* Data entries *

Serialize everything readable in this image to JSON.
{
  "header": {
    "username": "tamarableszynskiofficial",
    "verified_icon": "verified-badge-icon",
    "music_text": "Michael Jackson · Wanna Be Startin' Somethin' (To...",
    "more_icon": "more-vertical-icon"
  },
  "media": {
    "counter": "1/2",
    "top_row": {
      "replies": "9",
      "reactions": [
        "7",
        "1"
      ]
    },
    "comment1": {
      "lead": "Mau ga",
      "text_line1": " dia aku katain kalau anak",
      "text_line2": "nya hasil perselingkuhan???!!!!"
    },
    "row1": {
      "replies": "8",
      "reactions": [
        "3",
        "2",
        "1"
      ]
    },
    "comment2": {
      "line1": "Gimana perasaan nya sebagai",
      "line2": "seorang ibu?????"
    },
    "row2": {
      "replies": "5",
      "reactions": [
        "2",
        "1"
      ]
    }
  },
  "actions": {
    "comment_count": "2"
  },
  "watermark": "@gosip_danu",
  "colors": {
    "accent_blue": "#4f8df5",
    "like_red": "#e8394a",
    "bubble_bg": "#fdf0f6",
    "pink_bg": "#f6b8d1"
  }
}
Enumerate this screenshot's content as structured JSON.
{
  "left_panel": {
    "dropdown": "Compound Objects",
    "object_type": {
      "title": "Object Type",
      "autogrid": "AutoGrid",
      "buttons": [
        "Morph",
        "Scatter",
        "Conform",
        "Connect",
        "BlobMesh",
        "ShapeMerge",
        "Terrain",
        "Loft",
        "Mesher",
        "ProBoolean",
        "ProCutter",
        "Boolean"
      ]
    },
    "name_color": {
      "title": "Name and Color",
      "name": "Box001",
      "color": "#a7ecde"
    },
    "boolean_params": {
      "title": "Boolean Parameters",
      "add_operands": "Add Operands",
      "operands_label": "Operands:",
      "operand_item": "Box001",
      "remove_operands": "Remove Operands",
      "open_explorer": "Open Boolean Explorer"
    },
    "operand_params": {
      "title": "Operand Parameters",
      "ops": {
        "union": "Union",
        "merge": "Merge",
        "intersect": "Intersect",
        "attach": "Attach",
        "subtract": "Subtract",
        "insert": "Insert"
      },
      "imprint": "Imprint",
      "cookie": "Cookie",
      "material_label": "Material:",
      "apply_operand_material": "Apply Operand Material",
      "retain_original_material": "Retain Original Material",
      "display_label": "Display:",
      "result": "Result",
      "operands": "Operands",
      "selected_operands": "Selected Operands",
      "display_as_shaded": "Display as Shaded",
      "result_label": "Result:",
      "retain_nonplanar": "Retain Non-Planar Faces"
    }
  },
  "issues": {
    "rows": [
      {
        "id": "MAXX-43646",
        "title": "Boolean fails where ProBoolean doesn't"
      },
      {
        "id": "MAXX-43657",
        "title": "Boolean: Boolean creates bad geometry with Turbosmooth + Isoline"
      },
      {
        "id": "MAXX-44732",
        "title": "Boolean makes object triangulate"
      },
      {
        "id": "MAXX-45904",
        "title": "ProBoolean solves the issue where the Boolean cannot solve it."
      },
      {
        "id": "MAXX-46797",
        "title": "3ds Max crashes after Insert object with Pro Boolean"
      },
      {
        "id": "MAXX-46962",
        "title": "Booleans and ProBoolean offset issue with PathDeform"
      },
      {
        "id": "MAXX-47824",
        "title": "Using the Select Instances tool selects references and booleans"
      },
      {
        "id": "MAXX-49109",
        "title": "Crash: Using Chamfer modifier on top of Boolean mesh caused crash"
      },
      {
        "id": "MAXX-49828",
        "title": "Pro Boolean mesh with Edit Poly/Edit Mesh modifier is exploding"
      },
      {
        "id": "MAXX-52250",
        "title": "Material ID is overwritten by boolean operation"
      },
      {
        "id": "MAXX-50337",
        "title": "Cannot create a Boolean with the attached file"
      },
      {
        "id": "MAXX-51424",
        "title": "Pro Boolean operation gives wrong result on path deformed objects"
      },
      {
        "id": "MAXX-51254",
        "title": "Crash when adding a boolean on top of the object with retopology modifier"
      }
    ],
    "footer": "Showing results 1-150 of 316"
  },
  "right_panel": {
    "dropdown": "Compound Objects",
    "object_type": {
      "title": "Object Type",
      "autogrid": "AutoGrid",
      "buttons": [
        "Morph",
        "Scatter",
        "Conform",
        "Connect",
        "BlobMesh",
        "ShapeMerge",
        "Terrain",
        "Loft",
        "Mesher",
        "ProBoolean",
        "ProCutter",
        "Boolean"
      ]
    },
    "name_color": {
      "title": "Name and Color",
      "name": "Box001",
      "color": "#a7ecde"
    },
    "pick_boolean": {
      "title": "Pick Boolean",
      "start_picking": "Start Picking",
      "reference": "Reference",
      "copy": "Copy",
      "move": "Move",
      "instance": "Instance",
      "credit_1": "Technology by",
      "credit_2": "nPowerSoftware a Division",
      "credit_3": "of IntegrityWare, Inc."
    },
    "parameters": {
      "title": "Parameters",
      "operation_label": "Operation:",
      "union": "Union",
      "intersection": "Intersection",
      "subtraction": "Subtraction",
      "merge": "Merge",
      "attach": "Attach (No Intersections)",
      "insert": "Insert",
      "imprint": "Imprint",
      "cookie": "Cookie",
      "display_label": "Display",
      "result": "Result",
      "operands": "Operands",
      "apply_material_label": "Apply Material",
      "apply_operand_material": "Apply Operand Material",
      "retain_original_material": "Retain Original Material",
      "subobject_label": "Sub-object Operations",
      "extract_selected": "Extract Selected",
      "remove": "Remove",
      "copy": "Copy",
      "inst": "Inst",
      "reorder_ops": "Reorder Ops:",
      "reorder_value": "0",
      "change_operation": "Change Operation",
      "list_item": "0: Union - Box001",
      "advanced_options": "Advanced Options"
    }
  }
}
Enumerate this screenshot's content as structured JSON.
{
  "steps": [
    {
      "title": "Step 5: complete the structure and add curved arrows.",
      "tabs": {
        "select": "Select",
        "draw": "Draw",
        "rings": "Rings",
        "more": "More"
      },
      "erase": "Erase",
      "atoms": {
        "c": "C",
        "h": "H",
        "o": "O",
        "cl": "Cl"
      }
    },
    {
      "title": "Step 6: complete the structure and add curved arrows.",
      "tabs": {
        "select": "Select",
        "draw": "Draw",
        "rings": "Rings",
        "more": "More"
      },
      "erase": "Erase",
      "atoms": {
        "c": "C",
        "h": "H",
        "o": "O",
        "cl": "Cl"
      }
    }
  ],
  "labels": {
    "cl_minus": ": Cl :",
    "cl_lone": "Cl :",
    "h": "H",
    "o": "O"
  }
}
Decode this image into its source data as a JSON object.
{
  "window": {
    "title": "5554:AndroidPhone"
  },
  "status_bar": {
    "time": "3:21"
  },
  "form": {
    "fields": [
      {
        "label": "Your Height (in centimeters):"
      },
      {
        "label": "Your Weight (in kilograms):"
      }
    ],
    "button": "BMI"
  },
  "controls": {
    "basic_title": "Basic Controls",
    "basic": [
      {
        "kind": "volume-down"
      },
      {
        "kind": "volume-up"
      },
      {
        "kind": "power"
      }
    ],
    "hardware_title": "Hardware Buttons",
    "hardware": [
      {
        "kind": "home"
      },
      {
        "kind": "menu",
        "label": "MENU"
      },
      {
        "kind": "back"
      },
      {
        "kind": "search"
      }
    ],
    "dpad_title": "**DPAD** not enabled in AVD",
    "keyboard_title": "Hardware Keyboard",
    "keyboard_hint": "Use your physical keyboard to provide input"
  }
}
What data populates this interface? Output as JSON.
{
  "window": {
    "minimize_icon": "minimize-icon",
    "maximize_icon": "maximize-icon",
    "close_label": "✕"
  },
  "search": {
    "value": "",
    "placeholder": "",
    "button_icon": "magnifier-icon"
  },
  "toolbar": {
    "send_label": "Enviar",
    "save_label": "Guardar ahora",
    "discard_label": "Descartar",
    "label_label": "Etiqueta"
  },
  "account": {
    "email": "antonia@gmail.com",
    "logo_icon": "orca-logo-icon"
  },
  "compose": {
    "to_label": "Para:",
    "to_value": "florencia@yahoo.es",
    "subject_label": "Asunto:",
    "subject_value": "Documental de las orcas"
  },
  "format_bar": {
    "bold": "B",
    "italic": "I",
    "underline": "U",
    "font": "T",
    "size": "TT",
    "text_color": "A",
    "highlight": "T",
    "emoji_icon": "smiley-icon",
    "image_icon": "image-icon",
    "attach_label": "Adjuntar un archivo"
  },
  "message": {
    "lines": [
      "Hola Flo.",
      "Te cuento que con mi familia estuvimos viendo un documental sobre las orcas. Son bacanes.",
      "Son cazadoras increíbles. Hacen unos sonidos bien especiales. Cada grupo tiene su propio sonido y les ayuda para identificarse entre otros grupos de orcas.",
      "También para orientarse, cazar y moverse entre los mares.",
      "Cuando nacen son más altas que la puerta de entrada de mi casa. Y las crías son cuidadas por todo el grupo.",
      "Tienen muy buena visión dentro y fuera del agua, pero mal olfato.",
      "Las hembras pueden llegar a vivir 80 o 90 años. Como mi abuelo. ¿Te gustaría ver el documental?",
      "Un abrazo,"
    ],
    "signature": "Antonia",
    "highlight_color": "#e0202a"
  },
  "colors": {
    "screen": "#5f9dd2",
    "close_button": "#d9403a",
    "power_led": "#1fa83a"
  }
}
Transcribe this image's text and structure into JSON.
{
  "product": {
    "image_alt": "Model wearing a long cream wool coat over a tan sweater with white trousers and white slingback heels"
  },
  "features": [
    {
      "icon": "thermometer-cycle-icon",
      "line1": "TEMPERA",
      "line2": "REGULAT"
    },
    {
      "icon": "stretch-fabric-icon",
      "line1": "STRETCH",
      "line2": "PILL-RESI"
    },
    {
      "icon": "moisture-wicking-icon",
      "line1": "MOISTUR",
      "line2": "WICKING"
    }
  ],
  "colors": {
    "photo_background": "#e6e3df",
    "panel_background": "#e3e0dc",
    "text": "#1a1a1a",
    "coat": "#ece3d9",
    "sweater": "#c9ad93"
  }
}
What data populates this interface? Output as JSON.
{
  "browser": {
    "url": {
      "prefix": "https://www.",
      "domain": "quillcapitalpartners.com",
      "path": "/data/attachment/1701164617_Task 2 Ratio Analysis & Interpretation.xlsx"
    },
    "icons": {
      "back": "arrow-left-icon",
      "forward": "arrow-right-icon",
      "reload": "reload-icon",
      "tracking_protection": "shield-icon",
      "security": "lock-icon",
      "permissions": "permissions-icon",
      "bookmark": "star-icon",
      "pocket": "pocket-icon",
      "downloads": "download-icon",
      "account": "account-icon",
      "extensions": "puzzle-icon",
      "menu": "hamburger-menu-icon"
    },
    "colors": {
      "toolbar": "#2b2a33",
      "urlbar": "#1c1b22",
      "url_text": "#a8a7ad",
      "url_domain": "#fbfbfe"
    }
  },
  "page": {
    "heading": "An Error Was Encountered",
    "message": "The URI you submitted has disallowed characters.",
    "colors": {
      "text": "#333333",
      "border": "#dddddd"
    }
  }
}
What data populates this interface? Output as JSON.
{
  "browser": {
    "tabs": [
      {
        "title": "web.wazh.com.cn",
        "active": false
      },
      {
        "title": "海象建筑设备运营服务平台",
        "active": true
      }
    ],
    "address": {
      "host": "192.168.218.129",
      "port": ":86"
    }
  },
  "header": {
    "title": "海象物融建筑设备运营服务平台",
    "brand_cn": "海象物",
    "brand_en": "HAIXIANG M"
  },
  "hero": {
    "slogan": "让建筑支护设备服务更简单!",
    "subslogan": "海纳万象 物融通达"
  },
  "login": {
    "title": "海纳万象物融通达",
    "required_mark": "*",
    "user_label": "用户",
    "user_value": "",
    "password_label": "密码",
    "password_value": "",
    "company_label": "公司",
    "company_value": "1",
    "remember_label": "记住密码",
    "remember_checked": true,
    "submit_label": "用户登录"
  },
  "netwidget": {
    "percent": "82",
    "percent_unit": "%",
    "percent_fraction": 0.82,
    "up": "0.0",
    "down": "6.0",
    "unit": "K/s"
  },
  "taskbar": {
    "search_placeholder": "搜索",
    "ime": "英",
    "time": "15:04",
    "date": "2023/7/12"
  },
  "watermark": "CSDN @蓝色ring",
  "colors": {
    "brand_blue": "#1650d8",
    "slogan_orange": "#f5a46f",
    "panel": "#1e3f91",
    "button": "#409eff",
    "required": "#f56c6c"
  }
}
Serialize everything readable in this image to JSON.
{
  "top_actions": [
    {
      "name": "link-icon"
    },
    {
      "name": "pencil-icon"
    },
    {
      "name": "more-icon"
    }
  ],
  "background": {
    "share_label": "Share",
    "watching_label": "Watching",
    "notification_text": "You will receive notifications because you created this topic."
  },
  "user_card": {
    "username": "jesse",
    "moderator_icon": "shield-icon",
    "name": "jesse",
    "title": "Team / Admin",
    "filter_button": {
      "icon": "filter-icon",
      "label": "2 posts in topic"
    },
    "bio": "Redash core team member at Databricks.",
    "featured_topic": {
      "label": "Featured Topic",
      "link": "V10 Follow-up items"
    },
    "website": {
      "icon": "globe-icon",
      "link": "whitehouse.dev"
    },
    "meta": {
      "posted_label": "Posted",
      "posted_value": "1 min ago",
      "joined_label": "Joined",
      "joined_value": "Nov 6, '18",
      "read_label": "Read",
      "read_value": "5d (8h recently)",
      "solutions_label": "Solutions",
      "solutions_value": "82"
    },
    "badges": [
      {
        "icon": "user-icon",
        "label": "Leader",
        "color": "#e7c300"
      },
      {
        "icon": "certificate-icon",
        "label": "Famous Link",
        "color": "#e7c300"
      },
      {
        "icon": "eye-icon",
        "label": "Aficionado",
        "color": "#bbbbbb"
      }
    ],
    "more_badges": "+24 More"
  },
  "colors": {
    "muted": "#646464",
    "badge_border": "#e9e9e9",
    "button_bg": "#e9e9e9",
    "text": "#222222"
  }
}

* Aim of the exercise *
Which lines hold the word "modifier"? Show each one.

* Answer to the task *
        "title": "Crash: Using Chamfer modifier on top of Boolean mesh caused crash"
        "title": "Pro Boolean mesh with Edit Poly/Edit Mesh modifier is exploding"
        "title": "Crash when adding a boolean on top of the object with retopology modifier"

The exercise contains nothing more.